▸ **DATA TO PROCESS**
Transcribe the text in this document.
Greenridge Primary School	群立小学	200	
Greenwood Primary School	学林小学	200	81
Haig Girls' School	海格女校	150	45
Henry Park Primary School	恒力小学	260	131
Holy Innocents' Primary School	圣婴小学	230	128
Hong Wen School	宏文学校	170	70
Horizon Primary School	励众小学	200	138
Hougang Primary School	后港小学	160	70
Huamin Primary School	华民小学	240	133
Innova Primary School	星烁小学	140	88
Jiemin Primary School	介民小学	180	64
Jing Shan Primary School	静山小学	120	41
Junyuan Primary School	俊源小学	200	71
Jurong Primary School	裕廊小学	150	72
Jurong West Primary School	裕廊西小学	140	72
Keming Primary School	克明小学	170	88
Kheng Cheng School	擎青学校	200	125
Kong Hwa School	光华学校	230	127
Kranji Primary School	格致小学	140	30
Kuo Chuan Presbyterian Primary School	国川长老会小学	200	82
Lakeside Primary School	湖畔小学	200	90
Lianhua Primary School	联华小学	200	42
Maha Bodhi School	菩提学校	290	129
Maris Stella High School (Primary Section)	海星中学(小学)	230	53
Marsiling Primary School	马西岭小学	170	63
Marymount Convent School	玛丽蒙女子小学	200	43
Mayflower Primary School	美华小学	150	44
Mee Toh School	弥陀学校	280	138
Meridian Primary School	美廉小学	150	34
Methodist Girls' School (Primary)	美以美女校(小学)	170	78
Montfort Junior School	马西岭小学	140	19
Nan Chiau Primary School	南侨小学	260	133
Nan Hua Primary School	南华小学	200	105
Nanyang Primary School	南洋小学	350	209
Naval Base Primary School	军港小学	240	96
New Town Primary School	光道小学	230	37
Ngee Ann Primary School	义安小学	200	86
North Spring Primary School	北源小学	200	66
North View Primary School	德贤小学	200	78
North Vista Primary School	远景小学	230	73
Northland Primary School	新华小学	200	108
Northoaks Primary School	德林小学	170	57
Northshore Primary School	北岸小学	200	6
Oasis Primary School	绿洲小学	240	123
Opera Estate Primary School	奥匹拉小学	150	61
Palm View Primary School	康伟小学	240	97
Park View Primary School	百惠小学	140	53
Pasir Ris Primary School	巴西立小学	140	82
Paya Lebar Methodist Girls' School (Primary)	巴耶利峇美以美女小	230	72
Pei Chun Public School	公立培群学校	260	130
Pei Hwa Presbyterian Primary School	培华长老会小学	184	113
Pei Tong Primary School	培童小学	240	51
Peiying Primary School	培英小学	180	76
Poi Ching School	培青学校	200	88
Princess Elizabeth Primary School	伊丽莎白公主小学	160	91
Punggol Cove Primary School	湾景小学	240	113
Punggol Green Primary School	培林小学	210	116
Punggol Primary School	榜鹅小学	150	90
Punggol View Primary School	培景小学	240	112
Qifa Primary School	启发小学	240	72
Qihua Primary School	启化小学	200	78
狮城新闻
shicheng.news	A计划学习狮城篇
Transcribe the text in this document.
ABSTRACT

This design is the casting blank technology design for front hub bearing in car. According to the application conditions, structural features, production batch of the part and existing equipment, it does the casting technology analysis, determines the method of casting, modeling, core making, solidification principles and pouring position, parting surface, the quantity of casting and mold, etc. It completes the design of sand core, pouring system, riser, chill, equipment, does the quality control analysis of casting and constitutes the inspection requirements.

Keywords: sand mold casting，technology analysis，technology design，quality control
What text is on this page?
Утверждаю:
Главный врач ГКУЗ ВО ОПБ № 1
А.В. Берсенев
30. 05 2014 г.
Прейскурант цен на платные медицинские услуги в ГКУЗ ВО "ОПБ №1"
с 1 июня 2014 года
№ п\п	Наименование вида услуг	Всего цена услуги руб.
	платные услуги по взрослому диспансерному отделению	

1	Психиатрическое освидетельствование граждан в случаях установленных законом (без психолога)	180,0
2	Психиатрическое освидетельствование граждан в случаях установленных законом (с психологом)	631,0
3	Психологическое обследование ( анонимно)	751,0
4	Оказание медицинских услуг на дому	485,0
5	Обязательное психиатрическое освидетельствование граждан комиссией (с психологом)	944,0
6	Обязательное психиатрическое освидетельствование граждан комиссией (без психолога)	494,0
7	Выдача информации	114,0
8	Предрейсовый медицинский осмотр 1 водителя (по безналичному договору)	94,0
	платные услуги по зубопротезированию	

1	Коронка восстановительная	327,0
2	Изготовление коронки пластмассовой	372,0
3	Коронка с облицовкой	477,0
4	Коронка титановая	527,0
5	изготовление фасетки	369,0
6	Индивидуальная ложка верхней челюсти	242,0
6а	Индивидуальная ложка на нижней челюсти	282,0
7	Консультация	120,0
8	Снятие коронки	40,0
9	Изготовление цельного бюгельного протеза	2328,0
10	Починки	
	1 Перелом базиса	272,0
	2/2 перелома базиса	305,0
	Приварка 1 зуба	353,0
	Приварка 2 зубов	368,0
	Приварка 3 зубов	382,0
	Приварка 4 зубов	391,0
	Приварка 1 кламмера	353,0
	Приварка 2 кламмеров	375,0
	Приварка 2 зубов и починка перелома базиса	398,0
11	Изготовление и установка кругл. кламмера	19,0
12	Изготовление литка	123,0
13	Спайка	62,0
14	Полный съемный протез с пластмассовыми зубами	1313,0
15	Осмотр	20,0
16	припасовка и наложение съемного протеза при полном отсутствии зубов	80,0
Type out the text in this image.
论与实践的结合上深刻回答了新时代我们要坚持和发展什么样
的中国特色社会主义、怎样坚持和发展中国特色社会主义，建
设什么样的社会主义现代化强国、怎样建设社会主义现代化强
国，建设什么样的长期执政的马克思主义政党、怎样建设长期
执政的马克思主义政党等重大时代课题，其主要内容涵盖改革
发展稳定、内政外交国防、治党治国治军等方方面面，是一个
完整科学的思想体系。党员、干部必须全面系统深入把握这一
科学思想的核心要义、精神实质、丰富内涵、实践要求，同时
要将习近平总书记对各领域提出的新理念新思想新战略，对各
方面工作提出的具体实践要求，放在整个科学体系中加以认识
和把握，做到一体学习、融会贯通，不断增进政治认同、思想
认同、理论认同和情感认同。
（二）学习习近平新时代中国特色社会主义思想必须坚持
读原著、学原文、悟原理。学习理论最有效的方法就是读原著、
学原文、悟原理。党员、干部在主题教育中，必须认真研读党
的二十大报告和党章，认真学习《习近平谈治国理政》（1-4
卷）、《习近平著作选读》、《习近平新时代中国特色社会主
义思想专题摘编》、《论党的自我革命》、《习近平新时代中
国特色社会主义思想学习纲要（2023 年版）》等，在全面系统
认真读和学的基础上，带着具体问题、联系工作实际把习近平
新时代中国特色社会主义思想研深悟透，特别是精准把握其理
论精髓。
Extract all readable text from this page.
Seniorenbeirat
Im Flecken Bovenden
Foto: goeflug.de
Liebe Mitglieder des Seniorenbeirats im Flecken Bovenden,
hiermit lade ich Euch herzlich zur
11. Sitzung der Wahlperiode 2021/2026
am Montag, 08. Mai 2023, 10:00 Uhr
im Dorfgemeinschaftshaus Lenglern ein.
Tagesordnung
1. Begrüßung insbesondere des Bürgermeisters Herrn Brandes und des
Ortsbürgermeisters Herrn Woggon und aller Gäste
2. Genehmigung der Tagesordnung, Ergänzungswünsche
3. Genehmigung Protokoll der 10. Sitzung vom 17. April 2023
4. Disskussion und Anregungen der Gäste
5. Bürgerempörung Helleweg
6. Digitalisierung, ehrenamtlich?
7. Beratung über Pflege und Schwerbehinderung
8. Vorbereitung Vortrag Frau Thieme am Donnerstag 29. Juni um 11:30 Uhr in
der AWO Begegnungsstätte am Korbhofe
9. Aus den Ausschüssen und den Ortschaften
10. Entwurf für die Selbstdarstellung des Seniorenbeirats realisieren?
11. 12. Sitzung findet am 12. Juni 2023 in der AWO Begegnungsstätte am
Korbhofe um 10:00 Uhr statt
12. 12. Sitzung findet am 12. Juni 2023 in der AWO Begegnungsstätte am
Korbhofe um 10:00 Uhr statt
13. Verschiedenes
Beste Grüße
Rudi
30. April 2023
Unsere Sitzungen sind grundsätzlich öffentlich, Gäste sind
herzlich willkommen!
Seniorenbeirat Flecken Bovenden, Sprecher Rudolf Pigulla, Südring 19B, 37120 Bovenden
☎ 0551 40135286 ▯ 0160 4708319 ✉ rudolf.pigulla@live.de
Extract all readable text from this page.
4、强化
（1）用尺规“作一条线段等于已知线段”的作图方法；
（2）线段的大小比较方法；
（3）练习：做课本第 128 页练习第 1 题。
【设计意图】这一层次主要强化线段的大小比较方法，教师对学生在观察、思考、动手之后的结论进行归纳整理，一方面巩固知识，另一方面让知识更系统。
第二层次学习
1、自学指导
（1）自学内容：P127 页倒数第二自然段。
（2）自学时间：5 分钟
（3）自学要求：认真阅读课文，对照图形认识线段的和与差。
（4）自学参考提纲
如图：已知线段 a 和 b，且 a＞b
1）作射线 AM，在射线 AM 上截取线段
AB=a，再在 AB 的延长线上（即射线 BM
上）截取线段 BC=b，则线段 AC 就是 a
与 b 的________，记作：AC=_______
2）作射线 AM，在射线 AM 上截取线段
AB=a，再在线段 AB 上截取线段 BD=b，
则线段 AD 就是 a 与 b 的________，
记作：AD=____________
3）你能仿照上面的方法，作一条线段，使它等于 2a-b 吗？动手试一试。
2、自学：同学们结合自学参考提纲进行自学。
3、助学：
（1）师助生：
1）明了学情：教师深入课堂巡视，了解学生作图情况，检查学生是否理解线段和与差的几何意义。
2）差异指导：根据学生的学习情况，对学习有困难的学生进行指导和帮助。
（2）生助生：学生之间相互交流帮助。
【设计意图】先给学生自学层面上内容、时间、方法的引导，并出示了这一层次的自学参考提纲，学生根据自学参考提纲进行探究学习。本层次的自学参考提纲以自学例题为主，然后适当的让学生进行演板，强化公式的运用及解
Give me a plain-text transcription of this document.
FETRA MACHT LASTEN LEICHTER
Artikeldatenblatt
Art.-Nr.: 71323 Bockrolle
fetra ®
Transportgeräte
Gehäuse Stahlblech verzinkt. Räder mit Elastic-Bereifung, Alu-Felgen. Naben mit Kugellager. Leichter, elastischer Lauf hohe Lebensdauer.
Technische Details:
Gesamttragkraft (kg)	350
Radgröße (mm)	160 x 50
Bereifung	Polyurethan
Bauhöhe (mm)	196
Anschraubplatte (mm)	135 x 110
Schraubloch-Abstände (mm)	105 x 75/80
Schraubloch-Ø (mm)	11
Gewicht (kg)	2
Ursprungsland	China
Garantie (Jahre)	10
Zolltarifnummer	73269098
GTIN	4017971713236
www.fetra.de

▸ **PROBLEM**
In the listing above, find the line containing "Give me a plain-text", then reproduce it and each line after it through the end, exactly and with nothing added.

▸ **TASK RESPONSE**
Give me a plain-text transcription of this document.
FETRA MACHT LASTEN LEICHTER
Artikeldatenblatt
Art.-Nr.: 71323 Bockrolle
fetra ®
Transportgeräte
Gehäuse Stahlblech verzinkt. Räder mit Elastic-Bereifung, Alu-Felgen. Naben mit Kugellager. Leichter, elastischer Lauf hohe Lebensdauer.
Technische Details:
Gesamttragkraft (kg)	350
Radgröße (mm)	160 x 50
Bereifung	Polyurethan
Bauhöhe (mm)	196
Anschraubplatte (mm)	135 x 110
Schraubloch-Abstände (mm)	105 x 75/80
Schraubloch-Ø (mm)	11
Gewicht (kg)	2
Ursprungsland	China
Garantie (Jahre)	10
Zolltarifnummer	73269098
GTIN	4017971713236
www.fetra.de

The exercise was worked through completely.